(Collected data entries)
_ _ _ _ _
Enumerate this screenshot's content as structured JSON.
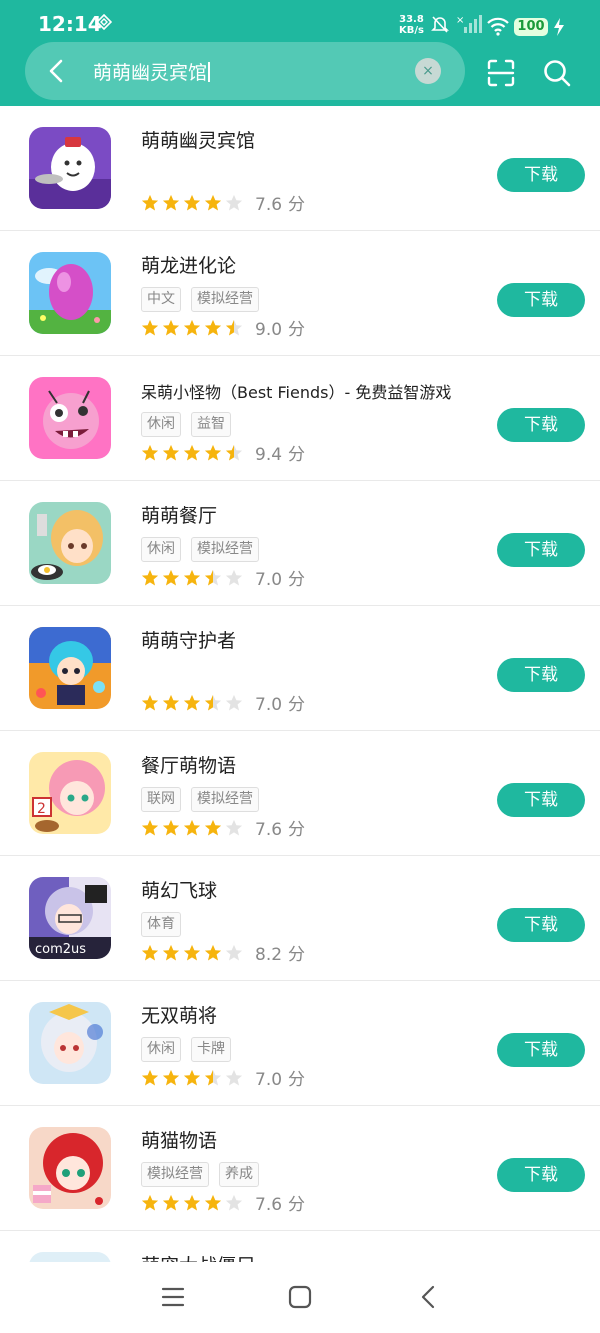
{
  "status_bar": {
    "time": "12:14",
    "net_speed_value": "33.8",
    "net_speed_unit": "KB/s",
    "battery": "100"
  },
  "search": {
    "query": "萌萌幽灵宾馆",
    "clear_glyph": "×"
  },
  "icons": {
    "back": "back-arrow-icon",
    "scan": "scan-icon",
    "search": "search-icon",
    "nav_menu": "menu-icon",
    "nav_home": "home-icon",
    "nav_back": "back-icon"
  },
  "colors": {
    "accent": "#1fb89f",
    "star_filled": "#f6b40e",
    "star_empty": "#e3e3e3"
  },
  "download_label": "下载",
  "score_unit": "分",
  "apps": [
    {
      "title": "萌萌幽灵宾馆",
      "tags": [],
      "rating": 4,
      "score": "7.6"
    },
    {
      "title": "萌龙进化论",
      "tags": [
        "中文",
        "模拟经营"
      ],
      "rating": 4.5,
      "score": "9.0"
    },
    {
      "title": "呆萌小怪物（Best Fiends）- 免费益智游戏",
      "tags": [
        "休闲",
        "益智"
      ],
      "rating": 4.5,
      "score": "9.4"
    },
    {
      "title": "萌萌餐厅",
      "tags": [
        "休闲",
        "模拟经营"
      ],
      "rating": 3.5,
      "score": "7.0"
    },
    {
      "title": "萌萌守护者",
      "tags": [],
      "rating": 3.5,
      "score": "7.0"
    },
    {
      "title": "餐厅萌物语",
      "tags": [
        "联网",
        "模拟经营"
      ],
      "rating": 4,
      "score": "7.6"
    },
    {
      "title": "萌幻飞球",
      "tags": [
        "体育"
      ],
      "rating": 4,
      "score": "8.2"
    },
    {
      "title": "无双萌将",
      "tags": [
        "休闲",
        "卡牌"
      ],
      "rating": 3.5,
      "score": "7.0"
    },
    {
      "title": "萌猫物语",
      "tags": [
        "模拟经营",
        "养成"
      ],
      "rating": 4,
      "score": "7.6"
    },
    {
      "title": "萌宠大战僵尸",
      "tags": [],
      "rating": 0,
      "score": ""
    }
  ],
  "icon_label_com2us": "com2us"
}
_ _ _ _ _
* [What the task asks]:
Copy all lines in the listing above where the string "title" appears.

* [Written solution]:
      "title": "萌萌幽灵宾馆",
      "title": "萌龙进化论",
      "title": "呆萌小怪物（Best Fiends）- 免费益智游戏",
      "title": "萌萌餐厅",
      "title": "萌萌守护者",
      "title": "餐厅萌物语",
      "title": "萌幻飞球",
      "title": "无双萌将",
      "title": "萌猫物语",
      "title": "萌宠大战僵尸",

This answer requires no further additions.